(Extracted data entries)
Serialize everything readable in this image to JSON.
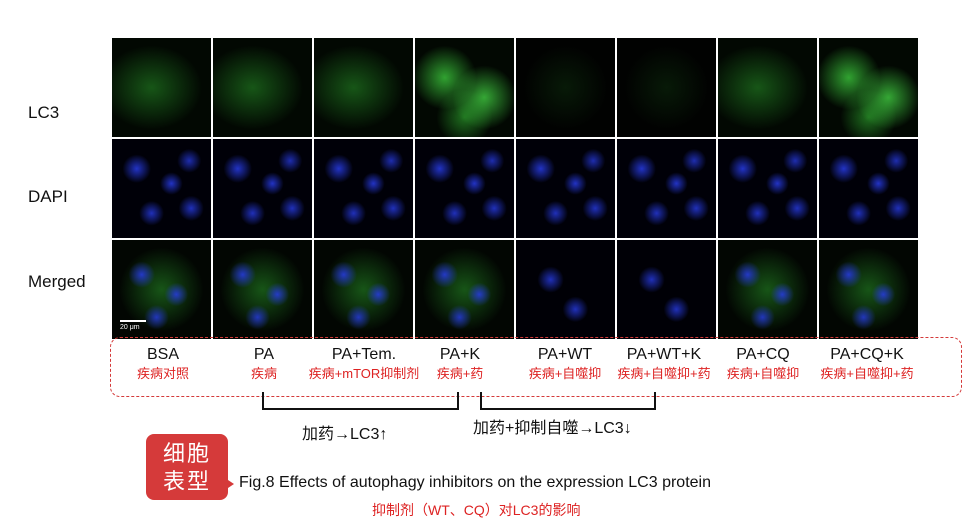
{
  "row_labels": [
    "LC3",
    "DAPI",
    "Merged"
  ],
  "scale_bar": "20 μm",
  "groups": [
    {
      "name": "BSA",
      "desc": "疾病对照"
    },
    {
      "name": "PA",
      "desc": "疾病"
    },
    {
      "name": "PA+Tem.",
      "desc": "疾病+mTOR抑制剂"
    },
    {
      "name": "PA+K",
      "desc": "疾病+药"
    },
    {
      "name": "PA+WT",
      "desc": "疾病+自噬抑"
    },
    {
      "name": "PA+WT+K",
      "desc": "疾病+自噬抑+药"
    },
    {
      "name": "PA+CQ",
      "desc": "疾病+自噬抑"
    },
    {
      "name": "PA+CQ+K",
      "desc": "疾病+自噬抑+药"
    }
  ],
  "brackets": [
    {
      "label": "加药→LC3↑"
    },
    {
      "label": "加药+抑制自噬→LC3↓"
    }
  ],
  "badge": {
    "line1": "细胞",
    "line2": "表型"
  },
  "caption": "Fig.8 Effects of autophagy inhibitors on the expression LC3 protein",
  "subcaption": "抑制剂（WT、CQ）对LC3的影响",
  "colors": {
    "accent_red": "#d53a3a",
    "lc3_green": "#2a9a2a",
    "dapi_blue": "#2a3ce6"
  }
}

### WHAT THE EXERCISE ASKS
Although the records contain pictures, restate them word for word with those pictures left out.

### EXERCISE RESULT
Serialize everything readable in this image to JSON.
{
  "row_labels": [
    "LC3",
    "DAPI",
    "Merged"
  ],
  "scale_bar": "20 μm",
  "groups": [
    {
      "name": "BSA",
      "desc": "疾病对照"
    },
    {
      "name": "PA",
      "desc": "疾病"
    },
    {
      "name": "PA+Tem.",
      "desc": "疾病+mTOR抑制剂"
    },
    {
      "name": "PA+K",
      "desc": "疾病+药"
    },
    {
      "name": "PA+WT",
      "desc": "疾病+自噬抑"
    },
    {
      "name": "PA+WT+K",
      "desc": "疾病+自噬抑+药"
    },
    {
      "name": "PA+CQ",
      "desc": "疾病+自噬抑"
    },
    {
      "name": "PA+CQ+K",
      "desc": "疾病+自噬抑+药"
    }
  ],
  "brackets": [
    {
      "label": "加药→LC3↑"
    },
    {
      "label": "加药+抑制自噬→LC3↓"
    }
  ],
  "badge": {
    "line1": "细胞",
    "line2": "表型"
  },
  "caption": "Fig.8 Effects of autophagy inhibitors on the expression LC3 protein",
  "subcaption": "抑制剂（WT、CQ）对LC3的影响",
  "colors": {
    "accent_red": "#d53a3a",
    "lc3_green": "#2a9a2a",
    "dapi_blue": "#2a3ce6"
  }
}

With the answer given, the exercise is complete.